■ Exercise requirements
Write out the entries verbatim and leave the images out of the copy.

■ The data
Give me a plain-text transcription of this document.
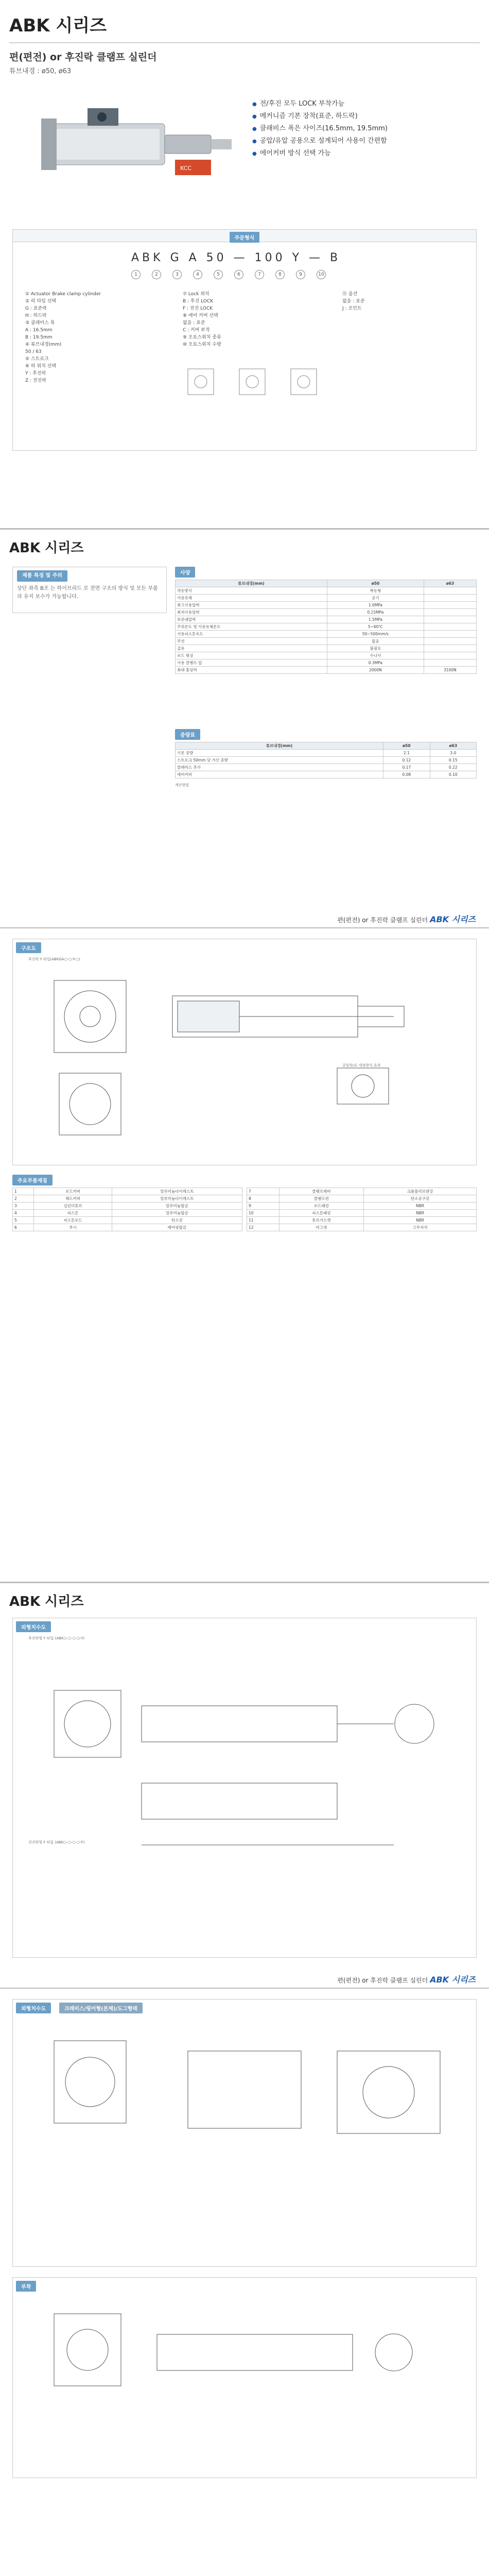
ABK 시리즈
편(편전) or 후진락 클램프 실린더
튜브내경 : ø50, ø63
KCC
● 전/후진 모두 LOCK 부착가능
● 메커니즘 기본 장착(표준, 하드락)
● 클래비스 폭은 사이즈(16.5mm, 19.5mm)
● 공압/유압 공용으로 설계되어 사용이 간편함
● 에어커버 방식 선택 가능
주문형식
ABK G A 50 — 100 Y — B
1	2	3	4	5	6	7	8	9	10
① Actuator Brake clamp cylinder
② 락 타입 선택
G : 표준락
H : 하드락
③ 클래비스 폭
A : 16.5mm
B : 19.5mm
④ 튜브내경(mm)
50 / 63
⑤ 스트로크
⑥ 락 위치 선택
Y : 후진락
Z : 전진락
⑦ Lock 위치
B : 후진 LOCK
F : 전진 LOCK
⑧ 에어 커버 선택
없음 : 표준
C : 커버 부착
⑨ 오토스위치 종류
⑩ 오토스위치 수량
⑪ 옵션
없음 : 표준
J : 조인트
ABK 시리즈
제품 특징 및 주의
상단 좌측 B조 는 하이브리드 로 전면 구조의 방식 및 모든 부품의 유지 보수가 가능합니다.
사양
튜브내경(mm)	ø50	ø63
작동방식	복동형	
사용유체	공기	
최고사용압력	1.0MPa	
최저사용압력	0.15MPa	
보증내압력	1.5MPa	
주위온도 및 사용유체온도	5~60℃	
사용피스톤속도	50~500mm/s	
쿠션	없음	
급유	불필요	
로드 형상	수나사	
사용 클램프 압	0.3MPa	
최대 홀딩력	2000N	3100N
중량표
튜브내경(mm)	ø50	ø63
기본 중량	2.1	3.0
스트로크 50mm 당 가산 중량	0.12	0.15
클래비스 추가	0.17	0.22
에어커버	0.08	0.10
계산방법
편(편전) or 후진락 클램프 실린더 ABK 시리즈
구조도
후진락 Y 타입(ABKGA○-○-Y-○)
공압락/유 세정방식 효과
주요부품재질
1	로드커버	알루미늄다이캐스트
2	헤드커버	알루미늄다이캐스트
3	실린더튜브	알루미늄합금
4	피스톤	알루미늄합금
5	피스톤로드	탄소강
6	부시	베어링합금
7	클램프레버	크롬몰리브덴강
8	클램프핀	탄소공구강
9	로드패킹	NBR
10	피스톤패킹	NBR
11	튜브가스켓	NBR
12	마그넷	고무자석
ABK 시리즈
외형치수도
후진락형 Y 타입 (ABK○-○-○-○-Y)
전진락형 F 타입 (ABK○-○-○-○-F)
편(편전) or 후진락 클램프 실린더 ABK 시리즈
외형치수도	크레비스/링어형(본체)/도그형태
부착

■ Solution to this problem
Give me a plain-text transcription of this document.
ABK 시리즈
편(편전) or 후진락 클램프 실린더
튜브내경 : ø50, ø63
KCC
● 전/후진 모두 LOCK 부착가능
● 메커니즘 기본 장착(표준, 하드락)
● 클래비스 폭은 사이즈(16.5mm, 19.5mm)
● 공압/유압 공용으로 설계되어 사용이 간편함
● 에어커버 방식 선택 가능
주문형식
ABK G A 50 — 100 Y — B
1	2	3	4	5	6	7	8	9	10
① Actuator Brake clamp cylinder
② 락 타입 선택
G : 표준락
H : 하드락
③ 클래비스 폭
A : 16.5mm
B : 19.5mm
④ 튜브내경(mm)
50 / 63
⑤ 스트로크
⑥ 락 위치 선택
Y : 후진락
Z : 전진락
⑦ Lock 위치
B : 후진 LOCK
F : 전진 LOCK
⑧ 에어 커버 선택
없음 : 표준
C : 커버 부착
⑨ 오토스위치 종류
⑩ 오토스위치 수량
⑪ 옵션
없음 : 표준
J : 조인트
ABK 시리즈
제품 특징 및 주의
상단 좌측 B조 는 하이브리드 로 전면 구조의 방식 및 모든 부품의 유지 보수가 가능합니다.
사양
튜브내경(mm)	ø50	ø63
작동방식	복동형	
사용유체	공기	
최고사용압력	1.0MPa	
최저사용압력	0.15MPa	
보증내압력	1.5MPa	
주위온도 및 사용유체온도	5~60℃	
사용피스톤속도	50~500mm/s	
쿠션	없음	
급유	불필요	
로드 형상	수나사	
사용 클램프 압	0.3MPa	
최대 홀딩력	2000N	3100N
중량표
튜브내경(mm)	ø50	ø63
기본 중량	2.1	3.0
스트로크 50mm 당 가산 중량	0.12	0.15
클래비스 추가	0.17	0.22
에어커버	0.08	0.10
계산방법
편(편전) or 후진락 클램프 실린더 ABK 시리즈
구조도
후진락 Y 타입(ABKGA○-○-Y-○)
공압락/유 세정방식 효과
주요부품재질
1	로드커버	알루미늄다이캐스트
2	헤드커버	알루미늄다이캐스트
3	실린더튜브	알루미늄합금
4	피스톤	알루미늄합금
5	피스톤로드	탄소강
6	부시	베어링합금
7	클램프레버	크롬몰리브덴강
8	클램프핀	탄소공구강
9	로드패킹	NBR
10	피스톤패킹	NBR
11	튜브가스켓	NBR
12	마그넷	고무자석
ABK 시리즈
외형치수도
후진락형 Y 타입 (ABK○-○-○-○-Y)
전진락형 F 타입 (ABK○-○-○-○-F)
편(편전) or 후진락 클램프 실린더 ABK 시리즈
외형치수도	크레비스/링어형(본체)/도그형태
부착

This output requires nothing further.